About this task: Find out how many lines of the listing below include "with" and report only that number.

━━━━━━━━

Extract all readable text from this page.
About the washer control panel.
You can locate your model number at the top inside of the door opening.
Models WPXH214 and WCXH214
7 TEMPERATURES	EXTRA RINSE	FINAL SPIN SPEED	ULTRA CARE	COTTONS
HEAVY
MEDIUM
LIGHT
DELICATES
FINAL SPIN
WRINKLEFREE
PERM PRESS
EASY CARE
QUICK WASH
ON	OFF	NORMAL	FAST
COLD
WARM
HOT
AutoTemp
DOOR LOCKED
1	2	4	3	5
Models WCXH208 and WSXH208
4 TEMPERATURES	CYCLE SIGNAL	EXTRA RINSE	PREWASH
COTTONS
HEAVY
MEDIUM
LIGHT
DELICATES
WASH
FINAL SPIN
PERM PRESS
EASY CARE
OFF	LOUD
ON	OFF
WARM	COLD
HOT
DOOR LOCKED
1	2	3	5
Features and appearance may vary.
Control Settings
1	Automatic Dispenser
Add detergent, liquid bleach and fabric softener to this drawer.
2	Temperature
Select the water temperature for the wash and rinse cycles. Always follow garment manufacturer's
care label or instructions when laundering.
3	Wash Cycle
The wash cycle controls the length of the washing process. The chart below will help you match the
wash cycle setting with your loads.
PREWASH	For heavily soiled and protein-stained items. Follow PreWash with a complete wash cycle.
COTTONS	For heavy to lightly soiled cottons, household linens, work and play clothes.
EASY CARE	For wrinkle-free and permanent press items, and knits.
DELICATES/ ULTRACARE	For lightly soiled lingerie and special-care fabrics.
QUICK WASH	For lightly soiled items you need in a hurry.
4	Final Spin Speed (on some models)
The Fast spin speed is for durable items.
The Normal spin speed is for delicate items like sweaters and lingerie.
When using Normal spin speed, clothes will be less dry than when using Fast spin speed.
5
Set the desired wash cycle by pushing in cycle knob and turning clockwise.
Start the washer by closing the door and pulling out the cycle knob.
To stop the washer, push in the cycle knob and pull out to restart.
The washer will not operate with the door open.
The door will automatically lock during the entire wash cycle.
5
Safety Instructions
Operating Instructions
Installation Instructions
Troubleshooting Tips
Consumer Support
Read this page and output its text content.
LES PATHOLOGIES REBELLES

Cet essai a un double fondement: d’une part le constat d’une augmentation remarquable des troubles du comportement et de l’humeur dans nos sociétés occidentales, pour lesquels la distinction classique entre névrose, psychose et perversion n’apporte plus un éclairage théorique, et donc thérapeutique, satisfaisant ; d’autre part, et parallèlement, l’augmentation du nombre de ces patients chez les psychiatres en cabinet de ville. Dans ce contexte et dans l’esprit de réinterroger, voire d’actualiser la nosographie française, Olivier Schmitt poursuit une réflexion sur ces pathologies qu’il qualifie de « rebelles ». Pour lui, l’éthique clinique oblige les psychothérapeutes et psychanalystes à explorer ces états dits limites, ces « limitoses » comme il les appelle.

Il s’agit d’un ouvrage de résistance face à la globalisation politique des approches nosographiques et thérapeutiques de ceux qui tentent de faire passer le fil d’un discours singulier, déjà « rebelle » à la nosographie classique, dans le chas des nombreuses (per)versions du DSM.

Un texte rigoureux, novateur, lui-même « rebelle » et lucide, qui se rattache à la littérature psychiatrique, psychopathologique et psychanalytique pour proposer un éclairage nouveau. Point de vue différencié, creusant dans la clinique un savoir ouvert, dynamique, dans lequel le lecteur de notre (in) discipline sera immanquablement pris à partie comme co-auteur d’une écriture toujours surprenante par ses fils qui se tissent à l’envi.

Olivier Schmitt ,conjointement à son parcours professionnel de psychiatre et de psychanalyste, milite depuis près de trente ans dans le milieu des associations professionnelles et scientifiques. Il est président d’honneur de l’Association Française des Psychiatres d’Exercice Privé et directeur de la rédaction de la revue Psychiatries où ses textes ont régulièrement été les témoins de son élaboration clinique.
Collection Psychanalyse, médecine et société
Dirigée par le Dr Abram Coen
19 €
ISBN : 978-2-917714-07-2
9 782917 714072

━━━━━━━━

Solution to this problem: 3